-- Description of the task --
Go through the material and pull out every line with the string "ffffff" in it.

-- Dataset --
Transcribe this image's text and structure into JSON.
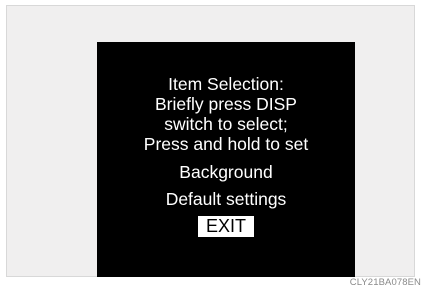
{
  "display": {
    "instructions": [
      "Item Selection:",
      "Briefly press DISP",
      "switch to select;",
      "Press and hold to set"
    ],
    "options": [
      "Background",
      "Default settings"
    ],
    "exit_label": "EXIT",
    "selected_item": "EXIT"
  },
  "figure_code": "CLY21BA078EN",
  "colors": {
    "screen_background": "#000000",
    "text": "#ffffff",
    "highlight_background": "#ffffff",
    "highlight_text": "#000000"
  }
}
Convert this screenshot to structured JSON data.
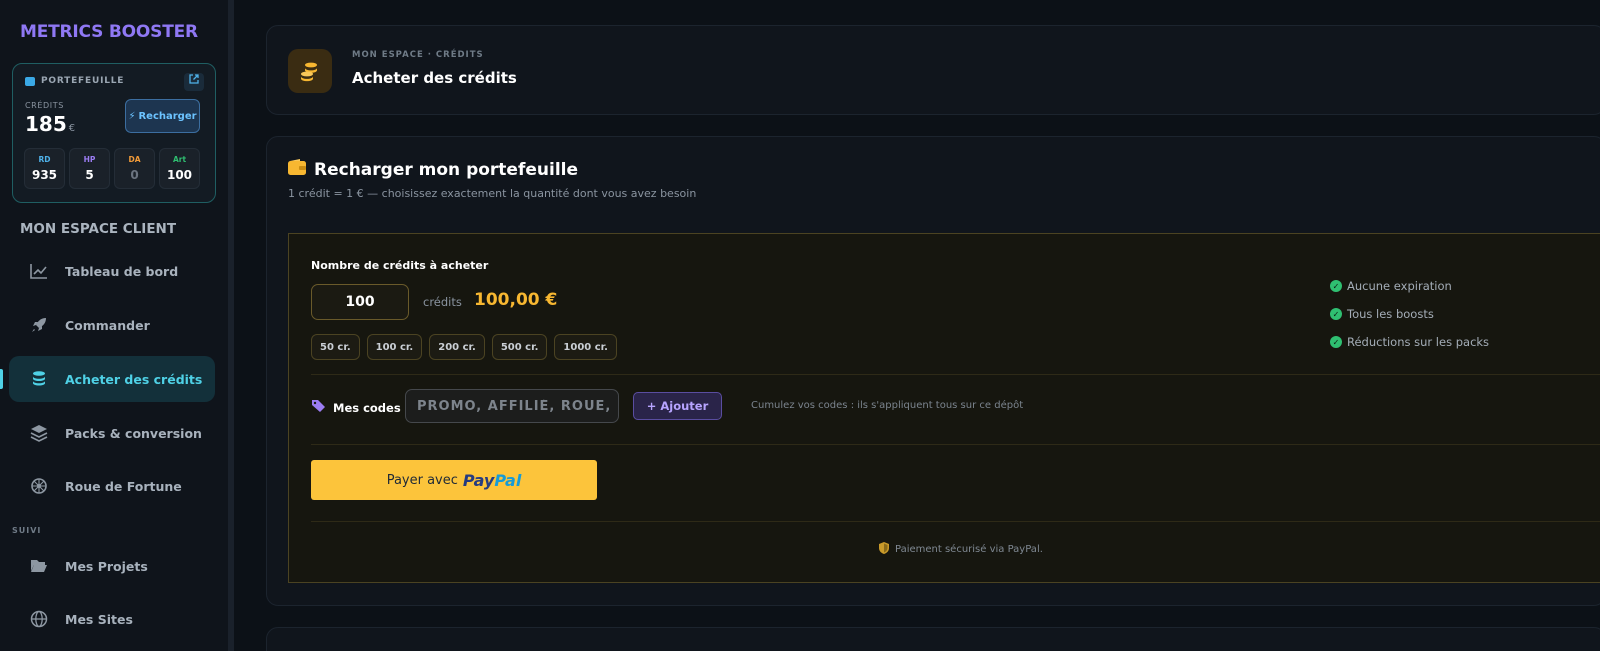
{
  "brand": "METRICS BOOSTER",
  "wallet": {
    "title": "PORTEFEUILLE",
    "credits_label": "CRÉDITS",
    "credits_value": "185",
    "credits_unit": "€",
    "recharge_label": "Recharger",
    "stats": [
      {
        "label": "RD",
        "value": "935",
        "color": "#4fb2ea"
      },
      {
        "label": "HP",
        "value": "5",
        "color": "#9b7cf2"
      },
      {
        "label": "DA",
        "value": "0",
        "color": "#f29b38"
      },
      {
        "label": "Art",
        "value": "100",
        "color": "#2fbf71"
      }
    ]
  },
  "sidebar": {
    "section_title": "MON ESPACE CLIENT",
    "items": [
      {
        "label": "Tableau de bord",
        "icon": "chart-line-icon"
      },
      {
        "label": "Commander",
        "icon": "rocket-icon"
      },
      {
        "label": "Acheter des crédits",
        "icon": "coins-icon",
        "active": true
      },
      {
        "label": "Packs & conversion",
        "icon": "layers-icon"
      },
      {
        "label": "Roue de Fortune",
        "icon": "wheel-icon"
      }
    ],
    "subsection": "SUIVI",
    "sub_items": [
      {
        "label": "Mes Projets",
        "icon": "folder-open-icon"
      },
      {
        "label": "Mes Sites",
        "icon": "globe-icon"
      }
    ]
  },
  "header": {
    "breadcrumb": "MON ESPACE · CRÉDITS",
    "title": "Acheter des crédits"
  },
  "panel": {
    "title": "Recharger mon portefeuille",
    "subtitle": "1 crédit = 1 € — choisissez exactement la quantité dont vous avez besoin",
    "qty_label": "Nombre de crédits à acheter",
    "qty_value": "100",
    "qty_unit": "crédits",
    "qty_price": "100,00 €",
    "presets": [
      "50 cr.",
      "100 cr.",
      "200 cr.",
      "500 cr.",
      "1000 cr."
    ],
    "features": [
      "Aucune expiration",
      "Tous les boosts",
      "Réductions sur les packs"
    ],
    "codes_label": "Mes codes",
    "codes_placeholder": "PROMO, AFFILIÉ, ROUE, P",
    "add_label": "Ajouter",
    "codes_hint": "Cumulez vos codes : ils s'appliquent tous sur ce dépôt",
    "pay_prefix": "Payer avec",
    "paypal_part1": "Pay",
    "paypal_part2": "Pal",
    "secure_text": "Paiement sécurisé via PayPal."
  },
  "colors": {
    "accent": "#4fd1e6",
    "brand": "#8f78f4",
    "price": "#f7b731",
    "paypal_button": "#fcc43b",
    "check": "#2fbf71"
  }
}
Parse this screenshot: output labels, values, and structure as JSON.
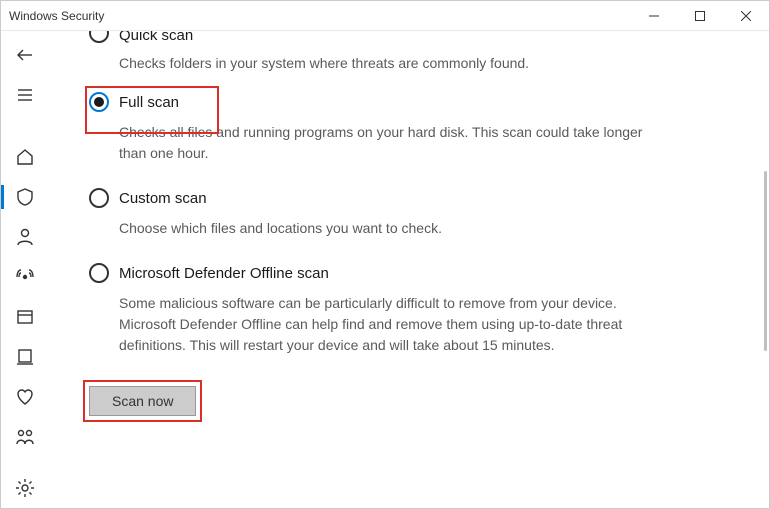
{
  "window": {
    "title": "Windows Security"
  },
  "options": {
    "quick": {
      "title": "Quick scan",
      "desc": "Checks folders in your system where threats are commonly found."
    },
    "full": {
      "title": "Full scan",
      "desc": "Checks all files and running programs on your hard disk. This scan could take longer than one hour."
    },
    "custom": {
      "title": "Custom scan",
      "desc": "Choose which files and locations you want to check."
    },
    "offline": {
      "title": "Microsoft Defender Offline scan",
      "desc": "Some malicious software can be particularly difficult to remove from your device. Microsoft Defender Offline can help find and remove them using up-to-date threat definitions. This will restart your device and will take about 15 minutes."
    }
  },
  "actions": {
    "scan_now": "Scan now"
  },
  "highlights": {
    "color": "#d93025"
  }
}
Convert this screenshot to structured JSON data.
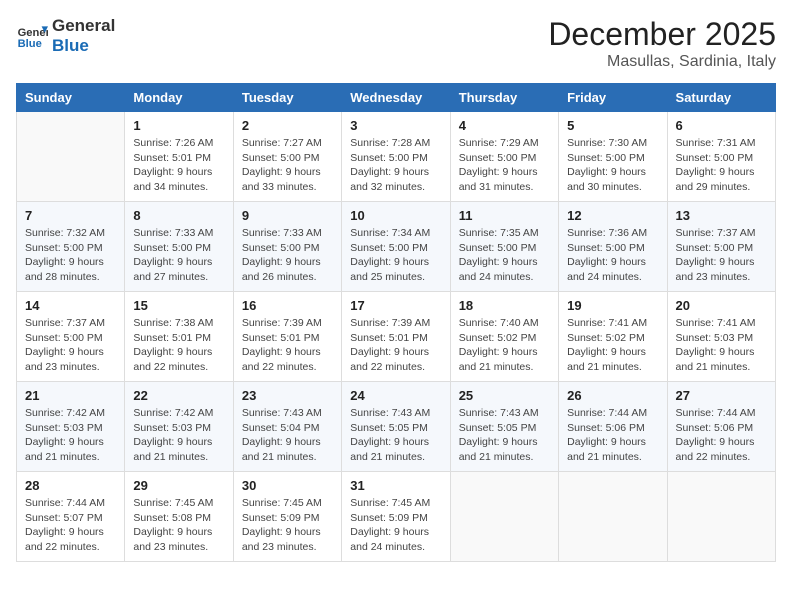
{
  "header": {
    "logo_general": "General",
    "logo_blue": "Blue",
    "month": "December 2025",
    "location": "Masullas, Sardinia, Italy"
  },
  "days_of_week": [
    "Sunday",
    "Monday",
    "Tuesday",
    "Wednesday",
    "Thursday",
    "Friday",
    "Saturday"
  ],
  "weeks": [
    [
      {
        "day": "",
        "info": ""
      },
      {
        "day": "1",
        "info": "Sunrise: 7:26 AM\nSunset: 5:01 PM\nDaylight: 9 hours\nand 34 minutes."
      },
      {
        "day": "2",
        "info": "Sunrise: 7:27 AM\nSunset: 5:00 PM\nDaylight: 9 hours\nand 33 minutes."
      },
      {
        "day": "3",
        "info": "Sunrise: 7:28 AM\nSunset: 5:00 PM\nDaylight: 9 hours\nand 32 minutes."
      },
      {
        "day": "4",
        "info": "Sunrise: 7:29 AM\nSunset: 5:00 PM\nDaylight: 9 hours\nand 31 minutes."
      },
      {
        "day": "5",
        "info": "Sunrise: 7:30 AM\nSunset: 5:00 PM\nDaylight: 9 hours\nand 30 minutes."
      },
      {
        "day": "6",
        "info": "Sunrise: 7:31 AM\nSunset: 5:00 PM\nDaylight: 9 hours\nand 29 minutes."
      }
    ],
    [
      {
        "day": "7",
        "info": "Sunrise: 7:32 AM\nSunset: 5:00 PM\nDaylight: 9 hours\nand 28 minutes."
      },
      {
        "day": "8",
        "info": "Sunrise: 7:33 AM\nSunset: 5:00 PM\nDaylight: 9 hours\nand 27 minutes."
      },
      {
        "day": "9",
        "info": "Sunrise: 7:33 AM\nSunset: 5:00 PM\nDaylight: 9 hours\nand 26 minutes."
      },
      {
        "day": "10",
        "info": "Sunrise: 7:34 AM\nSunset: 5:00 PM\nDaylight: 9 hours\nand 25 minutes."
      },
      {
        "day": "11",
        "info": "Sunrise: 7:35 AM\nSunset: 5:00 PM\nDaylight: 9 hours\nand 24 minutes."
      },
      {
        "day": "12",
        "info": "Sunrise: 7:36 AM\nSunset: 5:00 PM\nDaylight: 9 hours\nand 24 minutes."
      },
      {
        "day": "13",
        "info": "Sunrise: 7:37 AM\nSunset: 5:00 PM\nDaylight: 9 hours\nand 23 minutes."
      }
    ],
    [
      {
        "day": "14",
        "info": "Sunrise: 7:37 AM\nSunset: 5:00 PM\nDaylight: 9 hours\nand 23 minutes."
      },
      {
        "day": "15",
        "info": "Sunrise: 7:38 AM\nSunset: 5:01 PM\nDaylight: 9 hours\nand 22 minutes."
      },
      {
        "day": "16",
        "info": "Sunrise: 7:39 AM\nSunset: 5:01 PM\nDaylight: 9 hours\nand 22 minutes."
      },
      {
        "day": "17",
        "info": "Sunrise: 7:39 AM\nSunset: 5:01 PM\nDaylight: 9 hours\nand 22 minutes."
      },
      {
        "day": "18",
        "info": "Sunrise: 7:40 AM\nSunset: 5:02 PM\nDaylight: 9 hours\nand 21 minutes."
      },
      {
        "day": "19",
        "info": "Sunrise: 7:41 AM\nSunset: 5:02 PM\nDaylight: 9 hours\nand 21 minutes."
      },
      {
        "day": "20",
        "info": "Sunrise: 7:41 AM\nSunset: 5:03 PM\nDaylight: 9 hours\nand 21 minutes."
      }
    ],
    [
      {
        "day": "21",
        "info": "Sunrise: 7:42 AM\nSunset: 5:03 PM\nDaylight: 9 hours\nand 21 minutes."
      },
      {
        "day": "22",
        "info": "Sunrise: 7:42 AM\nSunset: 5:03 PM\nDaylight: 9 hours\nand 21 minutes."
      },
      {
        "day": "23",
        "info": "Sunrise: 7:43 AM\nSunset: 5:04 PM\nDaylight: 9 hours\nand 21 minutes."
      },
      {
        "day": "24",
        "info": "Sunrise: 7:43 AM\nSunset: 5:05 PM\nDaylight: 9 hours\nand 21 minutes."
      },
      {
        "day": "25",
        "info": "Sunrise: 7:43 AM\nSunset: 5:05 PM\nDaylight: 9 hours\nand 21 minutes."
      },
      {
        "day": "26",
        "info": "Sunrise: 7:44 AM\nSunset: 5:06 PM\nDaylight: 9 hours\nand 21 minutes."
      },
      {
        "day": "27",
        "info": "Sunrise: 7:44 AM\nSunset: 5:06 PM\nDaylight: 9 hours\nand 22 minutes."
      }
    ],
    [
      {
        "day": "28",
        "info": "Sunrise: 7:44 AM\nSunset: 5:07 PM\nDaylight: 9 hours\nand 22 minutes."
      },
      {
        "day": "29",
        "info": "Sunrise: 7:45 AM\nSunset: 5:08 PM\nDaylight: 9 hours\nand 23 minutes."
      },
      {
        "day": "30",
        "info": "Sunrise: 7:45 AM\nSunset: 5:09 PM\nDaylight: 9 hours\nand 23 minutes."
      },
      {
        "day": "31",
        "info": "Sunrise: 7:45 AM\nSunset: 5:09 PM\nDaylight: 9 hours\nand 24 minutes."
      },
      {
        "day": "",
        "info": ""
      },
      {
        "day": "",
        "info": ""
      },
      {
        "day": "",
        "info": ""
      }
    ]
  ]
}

-- Response to this task --
    "text": "#ffffff",
    "highlight_background": "#ffffff",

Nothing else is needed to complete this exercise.